Box annotation data
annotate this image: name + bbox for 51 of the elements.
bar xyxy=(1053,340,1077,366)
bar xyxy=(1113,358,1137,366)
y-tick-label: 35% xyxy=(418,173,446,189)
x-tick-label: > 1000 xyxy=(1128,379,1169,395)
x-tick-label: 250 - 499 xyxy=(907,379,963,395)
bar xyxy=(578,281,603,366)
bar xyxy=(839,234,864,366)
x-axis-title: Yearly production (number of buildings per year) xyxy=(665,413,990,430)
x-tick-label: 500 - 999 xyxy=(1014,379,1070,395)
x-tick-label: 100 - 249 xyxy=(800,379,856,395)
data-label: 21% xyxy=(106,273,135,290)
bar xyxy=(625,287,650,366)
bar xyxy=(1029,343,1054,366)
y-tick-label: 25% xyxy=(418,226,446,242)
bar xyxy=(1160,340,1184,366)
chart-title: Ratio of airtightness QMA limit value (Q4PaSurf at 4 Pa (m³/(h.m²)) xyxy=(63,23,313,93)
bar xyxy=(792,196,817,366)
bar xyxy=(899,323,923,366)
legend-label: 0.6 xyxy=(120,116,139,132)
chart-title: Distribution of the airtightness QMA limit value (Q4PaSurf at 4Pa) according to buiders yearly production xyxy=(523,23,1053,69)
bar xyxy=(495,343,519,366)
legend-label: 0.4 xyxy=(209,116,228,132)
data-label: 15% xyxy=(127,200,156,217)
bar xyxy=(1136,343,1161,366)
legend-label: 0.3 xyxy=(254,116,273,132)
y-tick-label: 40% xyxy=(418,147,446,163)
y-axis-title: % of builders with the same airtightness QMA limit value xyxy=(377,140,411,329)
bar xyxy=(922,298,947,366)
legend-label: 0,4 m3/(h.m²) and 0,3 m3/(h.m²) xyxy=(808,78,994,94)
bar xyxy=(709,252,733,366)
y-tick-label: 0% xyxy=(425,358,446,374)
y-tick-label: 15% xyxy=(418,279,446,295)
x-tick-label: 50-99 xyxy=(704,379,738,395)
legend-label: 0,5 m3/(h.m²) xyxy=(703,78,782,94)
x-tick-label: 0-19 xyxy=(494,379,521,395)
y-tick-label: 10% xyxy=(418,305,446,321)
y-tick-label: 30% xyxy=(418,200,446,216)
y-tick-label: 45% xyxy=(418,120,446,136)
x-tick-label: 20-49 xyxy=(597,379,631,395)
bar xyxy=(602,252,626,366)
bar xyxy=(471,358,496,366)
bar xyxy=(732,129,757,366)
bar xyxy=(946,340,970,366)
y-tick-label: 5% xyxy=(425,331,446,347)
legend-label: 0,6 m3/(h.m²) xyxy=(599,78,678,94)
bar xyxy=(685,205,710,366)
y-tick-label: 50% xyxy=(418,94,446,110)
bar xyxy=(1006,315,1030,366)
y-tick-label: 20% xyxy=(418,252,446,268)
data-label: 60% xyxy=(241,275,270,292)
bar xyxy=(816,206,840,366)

* Directions for this task *
Present the records as a numbered list, from their first line through the line containing "x-tick-label: 50-99 xyxy=(704,379,738,395)" (both included), leaving out any blank lines.

* Solution *
1. annotate this image: name + bbox for 51 of the elements.
2. bar xyxy=(1053,340,1077,366)
3. bar xyxy=(1113,358,1137,366)
4. y-tick-label: 35% xyxy=(418,173,446,189)
5. x-tick-label: > 1000 xyxy=(1128,379,1169,395)
6. x-tick-label: 250 - 499 xyxy=(907,379,963,395)
7. bar xyxy=(578,281,603,366)
8. bar xyxy=(839,234,864,366)
9. x-axis-title: Yearly production (number of buildings per year) xyxy=(665,413,990,430)
10. x-tick-label: 500 - 999 xyxy=(1014,379,1070,395)
11. x-tick-label: 100 - 249 xyxy=(800,379,856,395)
12. data-label: 21% xyxy=(106,273,135,290)
13. bar xyxy=(625,287,650,366)
14. bar xyxy=(1029,343,1054,366)
15. y-tick-label: 25% xyxy=(418,226,446,242)
16. bar xyxy=(1160,340,1184,366)
17. chart-title: Ratio of airtightness QMA limit value (Q4PaSurf at 4 Pa (m³/(h.m²)) xyxy=(63,23,313,93)
18. bar xyxy=(792,196,817,366)
19. bar xyxy=(899,323,923,366)
20. legend-label: 0.6 xyxy=(120,116,139,132)
21. chart-title: Distribution of the airtightness QMA limit value (Q4PaSurf at 4Pa) according to buiders yearly production xyxy=(523,23,1053,69)
22. bar xyxy=(495,343,519,366)
23. legend-label: 0.4 xyxy=(209,116,228,132)
24. data-label: 15% xyxy=(127,200,156,217)
25. bar xyxy=(1136,343,1161,366)
26. legend-label: 0.3 xyxy=(254,116,273,132)
27. y-tick-label: 40% xyxy=(418,147,446,163)
28. y-axis-title: % of builders with the same airtightness QMA limit value xyxy=(377,140,411,329)
29. bar xyxy=(922,298,947,366)
30. legend-label: 0,4 m3/(h.m²) and 0,3 m3/(h.m²) xyxy=(808,78,994,94)
31. bar xyxy=(709,252,733,366)
32. y-tick-label: 0% xyxy=(425,358,446,374)
33. y-tick-label: 15% xyxy=(418,279,446,295)
34. x-tick-label: 50-99 xyxy=(704,379,738,395)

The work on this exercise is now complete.